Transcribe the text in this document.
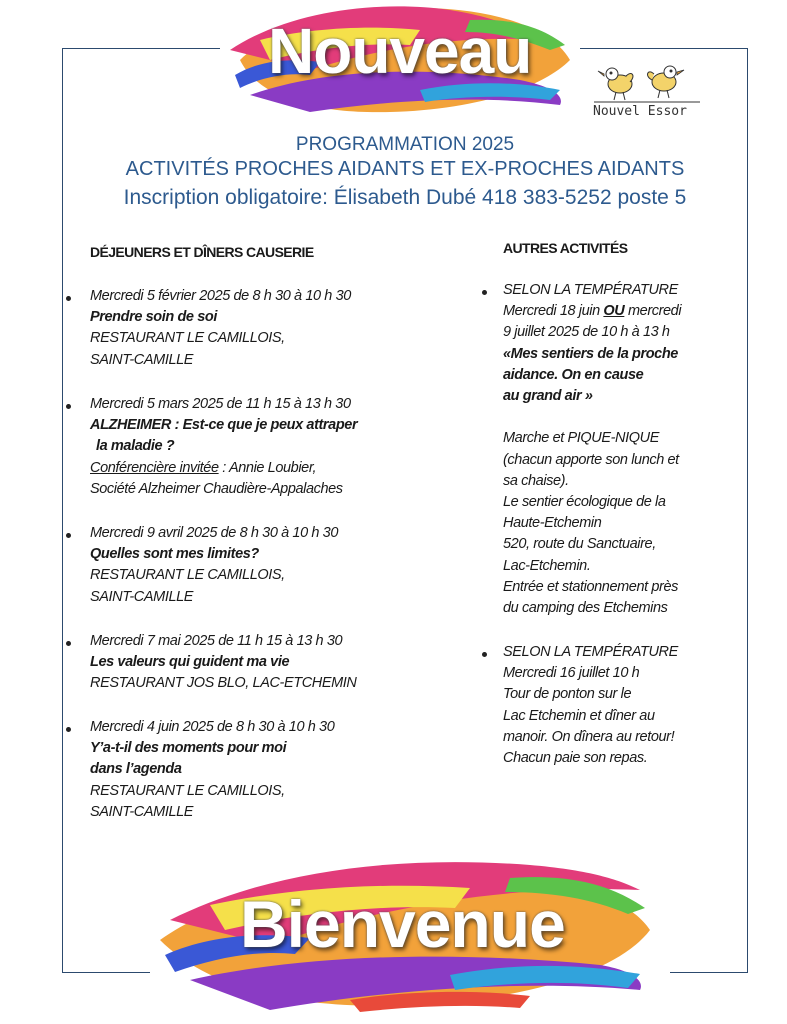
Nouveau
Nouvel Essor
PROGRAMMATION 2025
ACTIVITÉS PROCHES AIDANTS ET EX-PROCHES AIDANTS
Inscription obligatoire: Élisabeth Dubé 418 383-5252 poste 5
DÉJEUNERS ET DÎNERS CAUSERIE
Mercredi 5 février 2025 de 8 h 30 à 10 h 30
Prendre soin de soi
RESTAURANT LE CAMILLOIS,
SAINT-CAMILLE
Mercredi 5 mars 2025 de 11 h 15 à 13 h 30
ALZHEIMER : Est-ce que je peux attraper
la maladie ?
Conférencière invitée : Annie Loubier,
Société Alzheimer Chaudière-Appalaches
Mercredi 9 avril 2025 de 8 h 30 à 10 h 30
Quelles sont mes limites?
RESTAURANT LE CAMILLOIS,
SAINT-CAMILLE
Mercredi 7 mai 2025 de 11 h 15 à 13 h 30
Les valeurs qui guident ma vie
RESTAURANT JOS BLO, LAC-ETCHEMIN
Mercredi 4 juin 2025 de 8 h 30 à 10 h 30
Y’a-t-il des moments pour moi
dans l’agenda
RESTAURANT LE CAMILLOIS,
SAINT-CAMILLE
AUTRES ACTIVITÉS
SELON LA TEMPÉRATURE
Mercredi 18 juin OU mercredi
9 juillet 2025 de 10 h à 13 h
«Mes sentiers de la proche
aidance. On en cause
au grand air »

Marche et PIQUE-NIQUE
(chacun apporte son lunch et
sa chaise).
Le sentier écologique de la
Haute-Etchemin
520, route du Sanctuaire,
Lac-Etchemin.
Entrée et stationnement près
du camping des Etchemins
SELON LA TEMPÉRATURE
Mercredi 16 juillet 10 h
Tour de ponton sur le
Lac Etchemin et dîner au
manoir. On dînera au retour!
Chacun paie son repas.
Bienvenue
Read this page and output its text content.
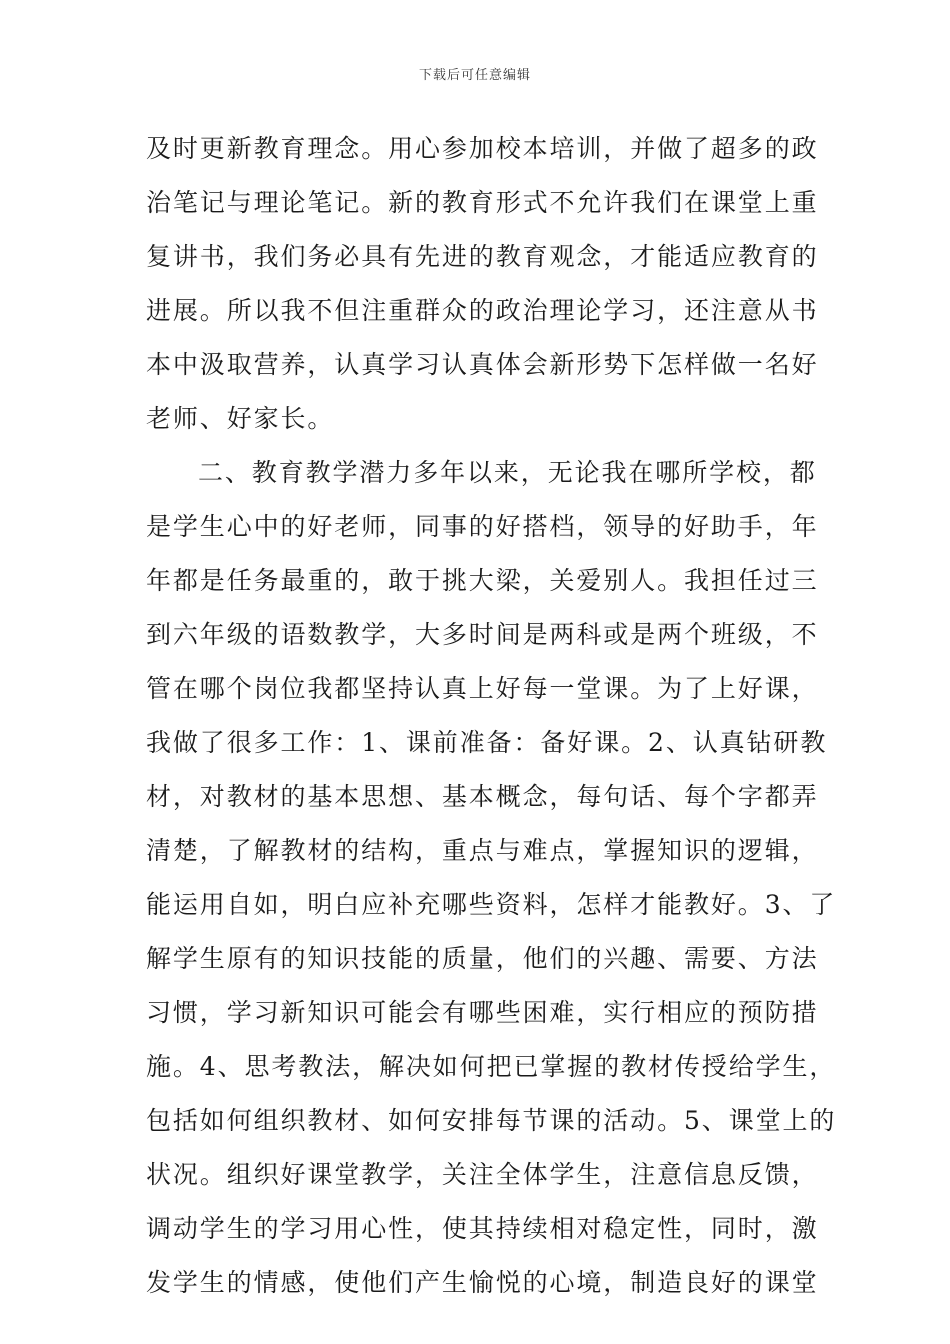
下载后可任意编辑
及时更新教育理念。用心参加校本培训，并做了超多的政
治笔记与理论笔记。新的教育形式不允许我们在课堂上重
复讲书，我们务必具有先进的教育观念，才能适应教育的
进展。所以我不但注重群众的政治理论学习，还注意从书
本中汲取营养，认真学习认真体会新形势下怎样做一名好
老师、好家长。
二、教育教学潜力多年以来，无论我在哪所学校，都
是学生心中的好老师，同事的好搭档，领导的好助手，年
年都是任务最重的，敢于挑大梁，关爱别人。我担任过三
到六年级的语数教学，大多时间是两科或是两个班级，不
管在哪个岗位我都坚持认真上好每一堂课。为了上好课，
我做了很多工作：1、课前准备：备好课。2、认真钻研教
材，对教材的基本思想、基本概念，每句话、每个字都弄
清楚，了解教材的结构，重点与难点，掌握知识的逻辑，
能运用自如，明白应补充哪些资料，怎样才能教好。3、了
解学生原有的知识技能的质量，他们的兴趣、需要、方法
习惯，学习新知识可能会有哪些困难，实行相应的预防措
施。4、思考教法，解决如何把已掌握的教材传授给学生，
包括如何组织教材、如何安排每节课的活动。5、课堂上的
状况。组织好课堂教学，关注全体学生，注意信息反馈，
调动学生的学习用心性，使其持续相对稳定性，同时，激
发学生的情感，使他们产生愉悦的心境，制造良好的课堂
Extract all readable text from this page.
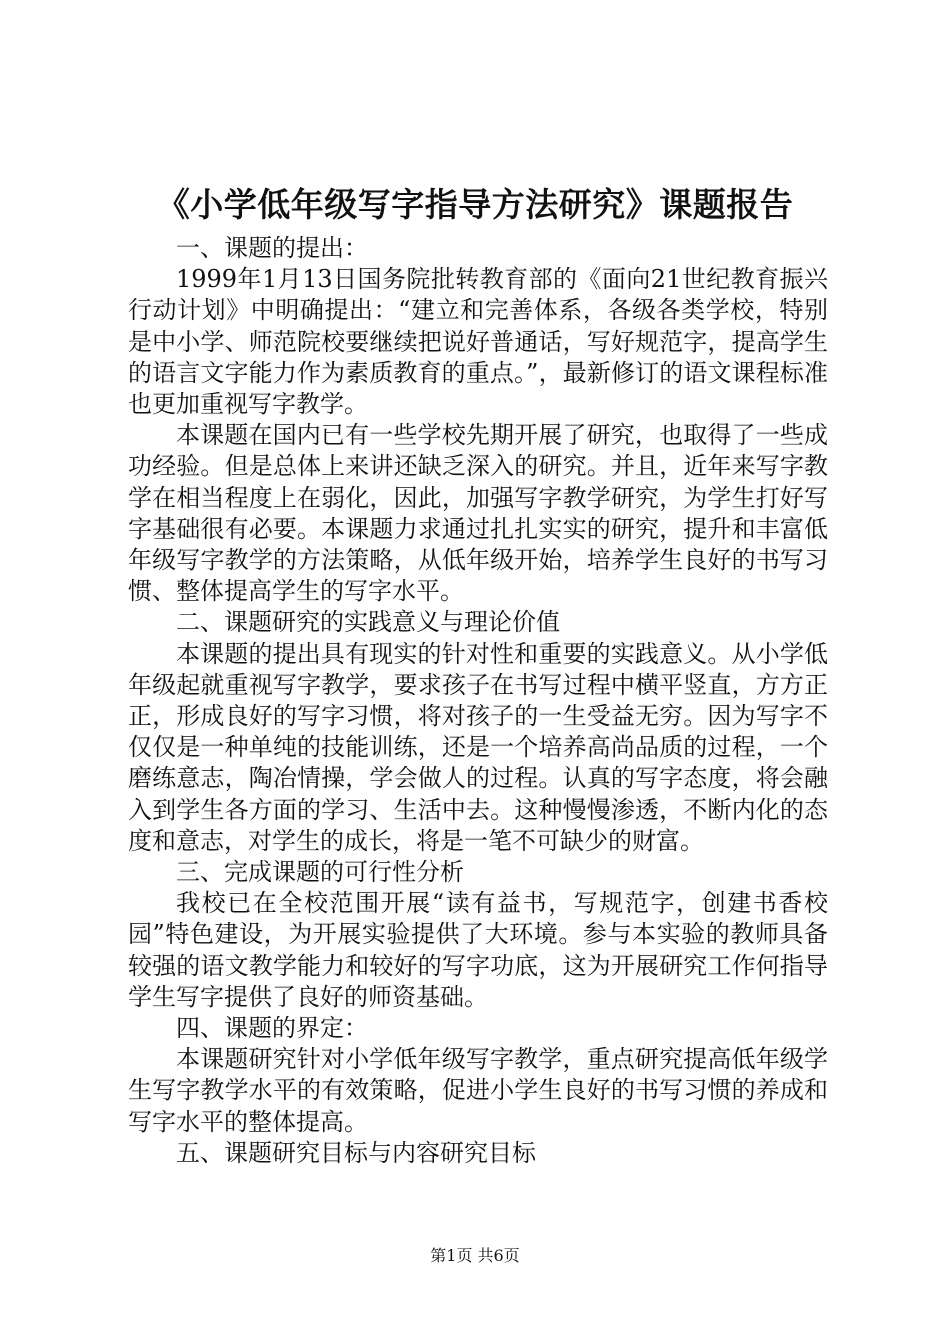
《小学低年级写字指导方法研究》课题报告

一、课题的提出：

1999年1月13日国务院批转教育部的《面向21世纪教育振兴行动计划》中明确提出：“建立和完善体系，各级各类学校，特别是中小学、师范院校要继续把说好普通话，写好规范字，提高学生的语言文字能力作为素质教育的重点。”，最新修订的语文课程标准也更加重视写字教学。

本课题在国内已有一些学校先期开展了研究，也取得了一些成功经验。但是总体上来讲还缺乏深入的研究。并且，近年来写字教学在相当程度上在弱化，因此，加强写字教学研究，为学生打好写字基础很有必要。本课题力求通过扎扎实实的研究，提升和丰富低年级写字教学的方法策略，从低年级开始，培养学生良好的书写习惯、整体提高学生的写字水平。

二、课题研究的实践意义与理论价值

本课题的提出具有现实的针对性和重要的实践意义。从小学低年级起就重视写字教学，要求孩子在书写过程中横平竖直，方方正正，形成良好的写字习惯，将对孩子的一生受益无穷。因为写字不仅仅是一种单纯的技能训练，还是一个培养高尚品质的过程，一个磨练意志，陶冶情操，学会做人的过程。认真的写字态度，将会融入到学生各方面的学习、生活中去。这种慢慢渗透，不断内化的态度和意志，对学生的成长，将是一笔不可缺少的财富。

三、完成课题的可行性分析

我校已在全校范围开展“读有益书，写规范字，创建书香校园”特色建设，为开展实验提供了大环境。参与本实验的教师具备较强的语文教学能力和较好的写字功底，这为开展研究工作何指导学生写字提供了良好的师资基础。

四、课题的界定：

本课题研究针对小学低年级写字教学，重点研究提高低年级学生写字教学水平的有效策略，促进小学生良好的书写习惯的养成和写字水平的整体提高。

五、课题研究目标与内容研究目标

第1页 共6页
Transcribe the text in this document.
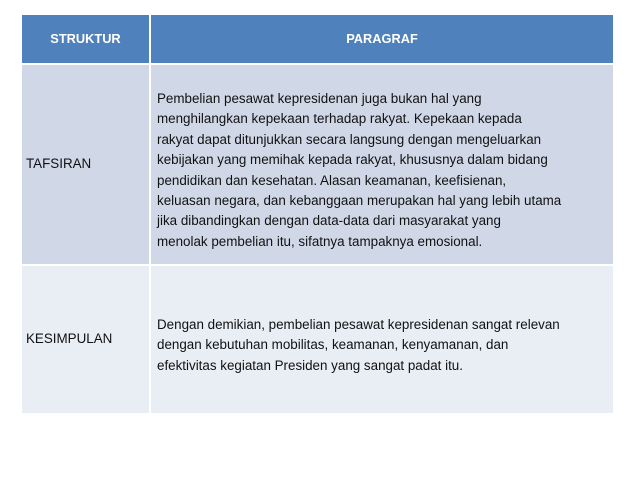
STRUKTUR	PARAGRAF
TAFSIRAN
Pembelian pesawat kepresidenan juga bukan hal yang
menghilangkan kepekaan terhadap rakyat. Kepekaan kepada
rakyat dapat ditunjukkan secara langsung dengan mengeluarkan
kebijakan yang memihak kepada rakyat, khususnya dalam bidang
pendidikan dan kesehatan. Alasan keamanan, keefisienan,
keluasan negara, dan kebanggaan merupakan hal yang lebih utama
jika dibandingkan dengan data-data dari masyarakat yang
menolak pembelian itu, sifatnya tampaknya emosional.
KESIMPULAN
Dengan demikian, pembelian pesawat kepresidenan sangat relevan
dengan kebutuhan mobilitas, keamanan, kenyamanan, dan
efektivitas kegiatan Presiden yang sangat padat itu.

◆ **Task requirements**
Leave out the pictures and repeat everything else in the records exactly.

◆ **Finished exercise**
Transcribe the text in this document.
Nouveau
Nouvel Essor
PROGRAMMATION 2025
ACTIVITÉS PROCHES AIDANTS ET EX-PROCHES AIDANTS
Inscription obligatoire: Élisabeth Dubé 418 383-5252 poste 5
DÉJEUNERS ET DÎNERS CAUSERIE
Mercredi 5 février 2025 de 8 h 30 à 10 h 30
Prendre soin de soi
RESTAURANT LE CAMILLOIS,
SAINT-CAMILLE
Mercredi 5 mars 2025 de 11 h 15 à 13 h 30
ALZHEIMER : Est-ce que je peux attraper
la maladie ?
Conférencière invitée : Annie Loubier,
Société Alzheimer Chaudière-Appalaches
Mercredi 9 avril 2025 de 8 h 30 à 10 h 30
Quelles sont mes limites?
RESTAURANT LE CAMILLOIS,
SAINT-CAMILLE
Mercredi 7 mai 2025 de 11 h 15 à 13 h 30
Les valeurs qui guident ma vie
RESTAURANT JOS BLO, LAC-ETCHEMIN
Mercredi 4 juin 2025 de 8 h 30 à 10 h 30
Y’a-t-il des moments pour moi
dans l’agenda
RESTAURANT LE CAMILLOIS,
SAINT-CAMILLE
AUTRES ACTIVITÉS
SELON LA TEMPÉRATURE
Mercredi 18 juin OU mercredi
9 juillet 2025 de 10 h à 13 h
«Mes sentiers de la proche
aidance. On en cause
au grand air »

Marche et PIQUE-NIQUE
(chacun apporte son lunch et
sa chaise).
Le sentier écologique de la
Haute-Etchemin
520, route du Sanctuaire,
Lac-Etchemin.
Entrée et stationnement près
du camping des Etchemins
SELON LA TEMPÉRATURE
Mercredi 16 juillet 10 h
Tour de ponton sur le
Lac Etchemin et dîner au
manoir. On dînera au retour!
Chacun paie son repas.
Bienvenue
Read this page and output its text content.
下载后可任意编辑
及时更新教育理念。用心参加校本培训，并做了超多的政
治笔记与理论笔记。新的教育形式不允许我们在课堂上重
复讲书，我们务必具有先进的教育观念，才能适应教育的
进展。所以我不但注重群众的政治理论学习，还注意从书
本中汲取营养，认真学习认真体会新形势下怎样做一名好
老师、好家长。
二、教育教学潜力多年以来，无论我在哪所学校，都
是学生心中的好老师，同事的好搭档，领导的好助手，年
年都是任务最重的，敢于挑大梁，关爱别人。我担任过三
到六年级的语数教学，大多时间是两科或是两个班级，不
管在哪个岗位我都坚持认真上好每一堂课。为了上好课，
我做了很多工作：1、课前准备：备好课。2、认真钻研教
材，对教材的基本思想、基本概念，每句话、每个字都弄
清楚，了解教材的结构，重点与难点，掌握知识的逻辑，
能运用自如，明白应补充哪些资料，怎样才能教好。3、了
解学生原有的知识技能的质量，他们的兴趣、需要、方法
习惯，学习新知识可能会有哪些困难，实行相应的预防措
施。4、思考教法，解决如何把已掌握的教材传授给学生，
包括如何组织教材、如何安排每节课的活动。5、课堂上的
状况。组织好课堂教学，关注全体学生，注意信息反馈，
调动学生的学习用心性，使其持续相对稳定性，同时，激
发学生的情感，使他们产生愉悦的心境，制造良好的课堂
Extract all readable text from this page.
《小学低年级写字指导方法研究》课题报告

一、课题的提出：

1999年1月13日国务院批转教育部的《面向21世纪教育振兴行动计划》中明确提出：“建立和完善体系，各级各类学校，特别是中小学、师范院校要继续把说好普通话，写好规范字，提高学生的语言文字能力作为素质教育的重点。”，最新修订的语文课程标准也更加重视写字教学。

本课题在国内已有一些学校先期开展了研究，也取得了一些成功经验。但是总体上来讲还缺乏深入的研究。并且，近年来写字教学在相当程度上在弱化，因此，加强写字教学研究，为学生打好写字基础很有必要。本课题力求通过扎扎实实的研究，提升和丰富低年级写字教学的方法策略，从低年级开始，培养学生良好的书写习惯、整体提高学生的写字水平。

二、课题研究的实践意义与理论价值

本课题的提出具有现实的针对性和重要的实践意义。从小学低年级起就重视写字教学，要求孩子在书写过程中横平竖直，方方正正，形成良好的写字习惯，将对孩子的一生受益无穷。因为写字不仅仅是一种单纯的技能训练，还是一个培养高尚品质的过程，一个磨练意志，陶冶情操，学会做人的过程。认真的写字态度，将会融入到学生各方面的学习、生活中去。这种慢慢渗透，不断内化的态度和意志，对学生的成长，将是一笔不可缺少的财富。

三、完成课题的可行性分析

我校已在全校范围开展“读有益书，写规范字，创建书香校园”特色建设，为开展实验提供了大环境。参与本实验的教师具备较强的语文教学能力和较好的写字功底，这为开展研究工作何指导学生写字提供了良好的师资基础。

四、课题的界定：

本课题研究针对小学低年级写字教学，重点研究提高低年级学生写字教学水平的有效策略，促进小学生良好的书写习惯的养成和写字水平的整体提高。

五、课题研究目标与内容研究目标

第1页 共6页
Transcribe the text in this document.
STRUKTUR	PARAGRAF
TAFSIRAN
Pembelian pesawat kepresidenan juga bukan hal yang
menghilangkan kepekaan terhadap rakyat. Kepekaan kepada
rakyat dapat ditunjukkan secara langsung dengan mengeluarkan
kebijakan yang memihak kepada rakyat, khususnya dalam bidang
pendidikan dan kesehatan. Alasan keamanan, keefisienan,
keluasan negara, dan kebanggaan merupakan hal yang lebih utama
jika dibandingkan dengan data-data dari masyarakat yang
menolak pembelian itu, sifatnya tampaknya emosional.
KESIMPULAN
Dengan demikian, pembelian pesawat kepresidenan sangat relevan
dengan kebutuhan mobilitas, keamanan, kenyamanan, dan
efektivitas kegiatan Presiden yang sangat padat itu.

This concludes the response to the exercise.